- _WHAT TO PRODUCE_:
Pull every line of the entries that has the word "javafx".

- _ENTRIES_:
· · · ·
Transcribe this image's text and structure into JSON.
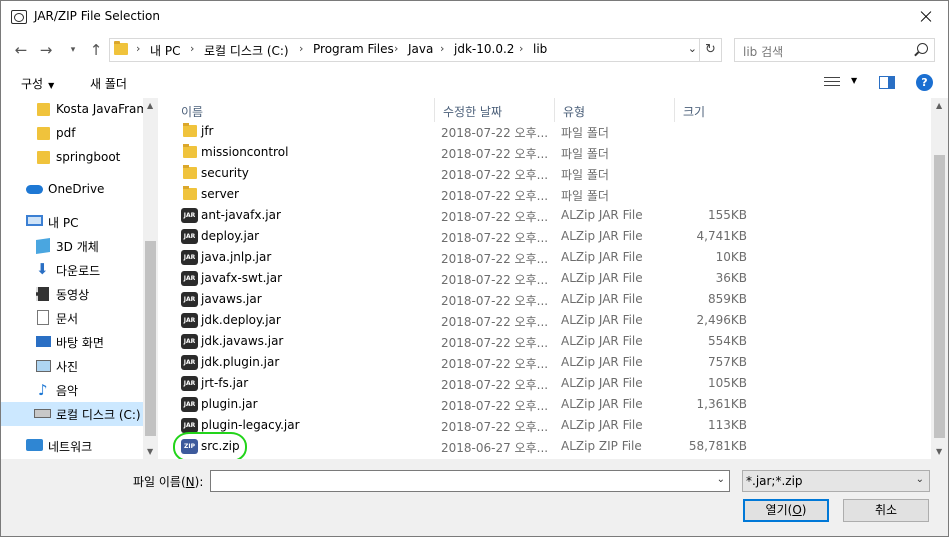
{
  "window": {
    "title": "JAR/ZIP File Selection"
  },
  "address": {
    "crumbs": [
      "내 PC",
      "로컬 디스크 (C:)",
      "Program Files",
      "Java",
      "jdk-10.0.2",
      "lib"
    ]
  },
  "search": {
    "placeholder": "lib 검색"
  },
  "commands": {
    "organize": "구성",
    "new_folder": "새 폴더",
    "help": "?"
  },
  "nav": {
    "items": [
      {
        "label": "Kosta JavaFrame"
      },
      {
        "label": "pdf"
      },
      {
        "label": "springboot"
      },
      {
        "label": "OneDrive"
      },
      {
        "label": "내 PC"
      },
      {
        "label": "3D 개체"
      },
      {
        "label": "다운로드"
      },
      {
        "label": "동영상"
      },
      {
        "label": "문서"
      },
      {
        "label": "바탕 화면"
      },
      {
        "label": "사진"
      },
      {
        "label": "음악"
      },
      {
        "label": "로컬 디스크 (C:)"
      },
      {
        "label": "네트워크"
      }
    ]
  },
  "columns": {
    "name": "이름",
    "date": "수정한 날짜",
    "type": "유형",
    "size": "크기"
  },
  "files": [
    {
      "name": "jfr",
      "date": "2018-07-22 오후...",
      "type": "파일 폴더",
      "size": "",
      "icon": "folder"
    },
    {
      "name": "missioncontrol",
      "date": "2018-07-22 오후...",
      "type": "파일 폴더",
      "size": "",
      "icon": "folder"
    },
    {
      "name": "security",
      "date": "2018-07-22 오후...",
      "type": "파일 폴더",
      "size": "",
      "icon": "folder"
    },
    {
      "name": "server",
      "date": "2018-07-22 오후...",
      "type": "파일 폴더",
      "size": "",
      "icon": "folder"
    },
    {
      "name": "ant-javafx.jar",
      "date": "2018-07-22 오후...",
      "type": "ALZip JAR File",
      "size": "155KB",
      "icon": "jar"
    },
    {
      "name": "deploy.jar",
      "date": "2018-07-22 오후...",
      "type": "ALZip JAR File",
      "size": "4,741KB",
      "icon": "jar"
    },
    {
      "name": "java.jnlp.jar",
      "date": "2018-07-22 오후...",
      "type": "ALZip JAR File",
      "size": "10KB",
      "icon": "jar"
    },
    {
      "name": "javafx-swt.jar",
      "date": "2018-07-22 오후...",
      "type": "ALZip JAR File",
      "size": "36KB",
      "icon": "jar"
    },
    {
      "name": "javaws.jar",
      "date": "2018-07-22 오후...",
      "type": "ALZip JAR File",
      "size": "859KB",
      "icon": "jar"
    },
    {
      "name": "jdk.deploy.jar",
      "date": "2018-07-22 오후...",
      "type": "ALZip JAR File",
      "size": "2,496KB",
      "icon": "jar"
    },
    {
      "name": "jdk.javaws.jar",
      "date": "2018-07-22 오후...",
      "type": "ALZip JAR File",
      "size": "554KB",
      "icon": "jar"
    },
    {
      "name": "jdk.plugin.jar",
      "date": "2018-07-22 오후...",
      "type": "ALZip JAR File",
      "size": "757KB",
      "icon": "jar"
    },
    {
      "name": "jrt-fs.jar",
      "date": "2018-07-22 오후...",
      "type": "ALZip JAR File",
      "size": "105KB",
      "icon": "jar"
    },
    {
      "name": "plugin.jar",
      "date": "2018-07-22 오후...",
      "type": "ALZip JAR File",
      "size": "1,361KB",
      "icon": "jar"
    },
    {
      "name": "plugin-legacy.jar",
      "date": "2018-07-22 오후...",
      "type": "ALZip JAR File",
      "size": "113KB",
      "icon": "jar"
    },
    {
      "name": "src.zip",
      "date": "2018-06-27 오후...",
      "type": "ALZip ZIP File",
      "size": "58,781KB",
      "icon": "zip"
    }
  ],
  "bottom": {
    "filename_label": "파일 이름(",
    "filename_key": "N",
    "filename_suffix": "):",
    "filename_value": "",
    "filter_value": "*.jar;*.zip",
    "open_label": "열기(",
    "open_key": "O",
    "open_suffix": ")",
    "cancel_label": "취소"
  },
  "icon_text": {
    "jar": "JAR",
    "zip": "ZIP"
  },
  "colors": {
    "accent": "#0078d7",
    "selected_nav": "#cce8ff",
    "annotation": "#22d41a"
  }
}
· · · ·
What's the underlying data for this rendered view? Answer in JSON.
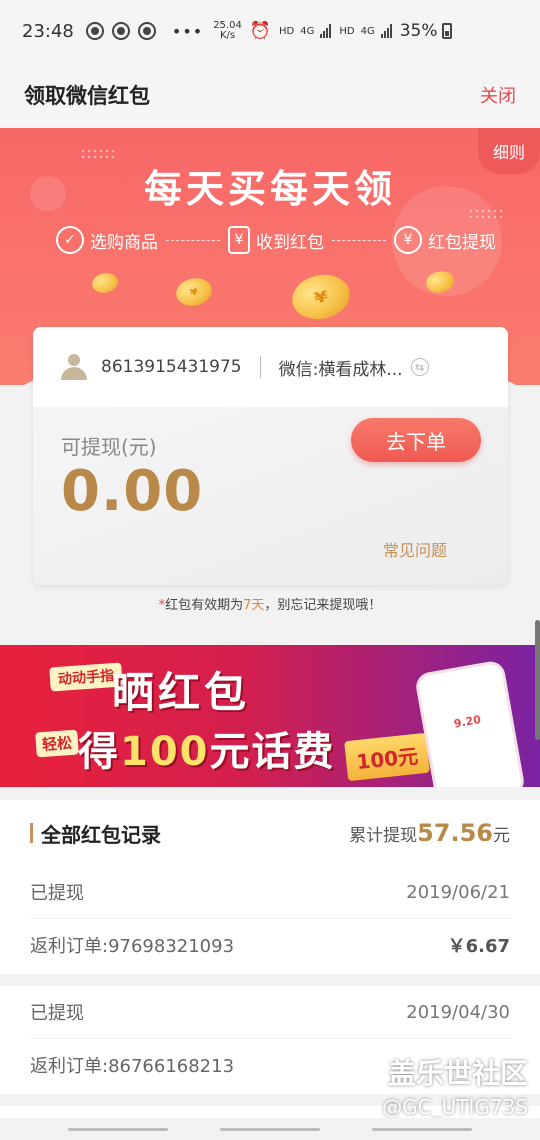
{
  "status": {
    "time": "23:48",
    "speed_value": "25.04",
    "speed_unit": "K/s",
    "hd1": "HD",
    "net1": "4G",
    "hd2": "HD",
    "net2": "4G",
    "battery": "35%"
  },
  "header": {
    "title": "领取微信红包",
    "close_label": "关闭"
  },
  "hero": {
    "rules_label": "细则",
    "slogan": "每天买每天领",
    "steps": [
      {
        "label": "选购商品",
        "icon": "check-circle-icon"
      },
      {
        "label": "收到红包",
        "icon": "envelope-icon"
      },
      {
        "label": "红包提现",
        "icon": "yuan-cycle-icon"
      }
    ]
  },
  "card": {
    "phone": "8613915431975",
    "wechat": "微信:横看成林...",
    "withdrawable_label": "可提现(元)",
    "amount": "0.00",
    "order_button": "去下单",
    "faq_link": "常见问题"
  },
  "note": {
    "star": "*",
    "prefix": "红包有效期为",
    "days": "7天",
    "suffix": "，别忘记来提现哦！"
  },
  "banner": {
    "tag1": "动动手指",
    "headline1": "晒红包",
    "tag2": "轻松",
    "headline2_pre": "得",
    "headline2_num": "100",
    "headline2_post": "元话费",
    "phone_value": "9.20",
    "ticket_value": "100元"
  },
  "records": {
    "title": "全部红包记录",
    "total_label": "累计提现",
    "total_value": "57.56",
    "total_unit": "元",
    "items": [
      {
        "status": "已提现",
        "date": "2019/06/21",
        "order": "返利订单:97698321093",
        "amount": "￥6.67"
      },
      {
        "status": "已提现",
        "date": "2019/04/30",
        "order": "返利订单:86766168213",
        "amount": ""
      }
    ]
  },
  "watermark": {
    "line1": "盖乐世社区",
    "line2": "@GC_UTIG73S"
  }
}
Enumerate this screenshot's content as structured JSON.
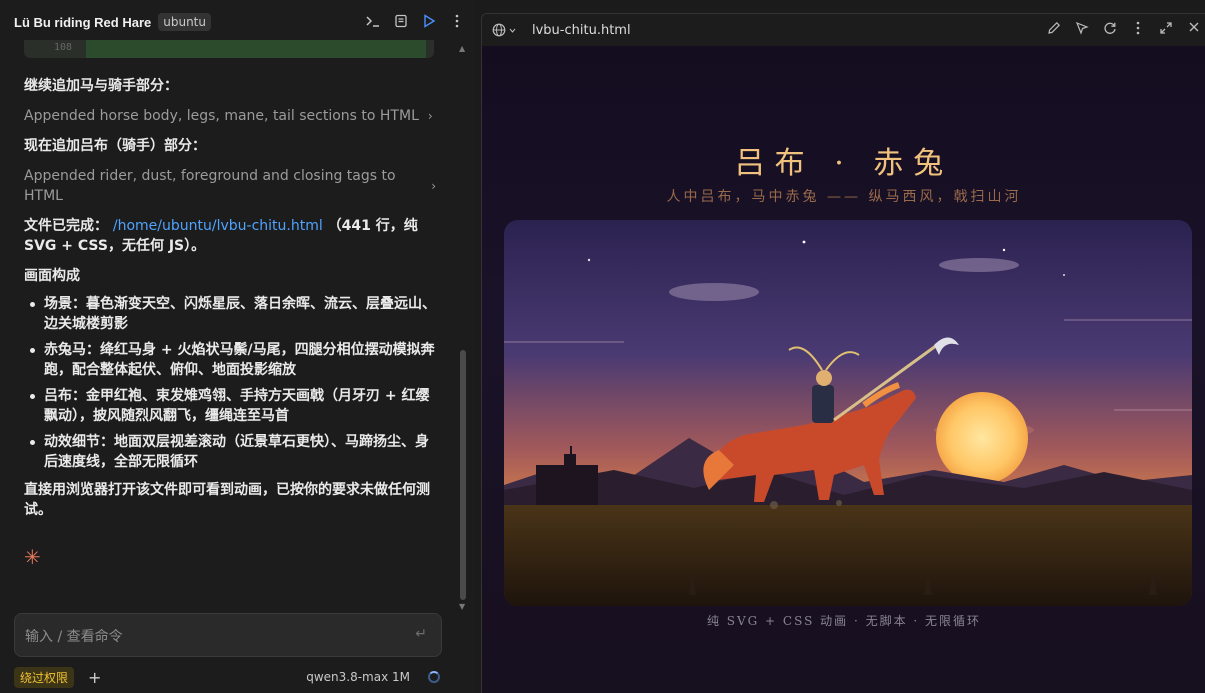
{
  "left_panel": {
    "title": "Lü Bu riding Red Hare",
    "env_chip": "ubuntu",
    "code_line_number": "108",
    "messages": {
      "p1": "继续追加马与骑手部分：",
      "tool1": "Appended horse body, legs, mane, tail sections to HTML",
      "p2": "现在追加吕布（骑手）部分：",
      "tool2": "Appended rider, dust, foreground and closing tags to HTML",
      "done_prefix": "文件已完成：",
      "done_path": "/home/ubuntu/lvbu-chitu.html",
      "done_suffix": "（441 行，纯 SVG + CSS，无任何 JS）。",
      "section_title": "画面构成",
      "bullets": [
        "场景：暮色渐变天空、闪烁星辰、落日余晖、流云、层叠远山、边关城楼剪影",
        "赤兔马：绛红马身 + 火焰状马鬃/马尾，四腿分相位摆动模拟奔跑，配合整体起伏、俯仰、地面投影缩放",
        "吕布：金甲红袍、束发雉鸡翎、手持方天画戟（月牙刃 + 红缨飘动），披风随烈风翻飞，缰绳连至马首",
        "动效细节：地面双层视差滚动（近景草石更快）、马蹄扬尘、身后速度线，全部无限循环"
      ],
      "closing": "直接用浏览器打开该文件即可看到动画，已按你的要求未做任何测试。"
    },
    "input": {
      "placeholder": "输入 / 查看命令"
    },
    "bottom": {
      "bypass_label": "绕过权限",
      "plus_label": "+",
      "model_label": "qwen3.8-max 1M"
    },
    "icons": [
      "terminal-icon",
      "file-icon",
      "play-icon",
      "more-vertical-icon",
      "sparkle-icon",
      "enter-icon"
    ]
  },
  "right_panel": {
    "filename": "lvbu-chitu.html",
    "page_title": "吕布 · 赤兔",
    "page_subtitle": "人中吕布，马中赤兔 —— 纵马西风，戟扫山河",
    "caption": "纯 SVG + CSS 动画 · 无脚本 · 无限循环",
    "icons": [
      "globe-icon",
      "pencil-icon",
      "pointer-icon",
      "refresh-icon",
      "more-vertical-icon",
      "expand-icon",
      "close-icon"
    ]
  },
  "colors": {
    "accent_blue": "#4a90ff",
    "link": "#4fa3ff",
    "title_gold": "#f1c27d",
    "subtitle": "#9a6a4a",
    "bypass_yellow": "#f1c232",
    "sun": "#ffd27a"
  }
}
· · · ·
- _SOLUTION TO THIS EXERCISE_:
      "name": "ant-javafx.jar",
      "name": "javafx-swt.jar",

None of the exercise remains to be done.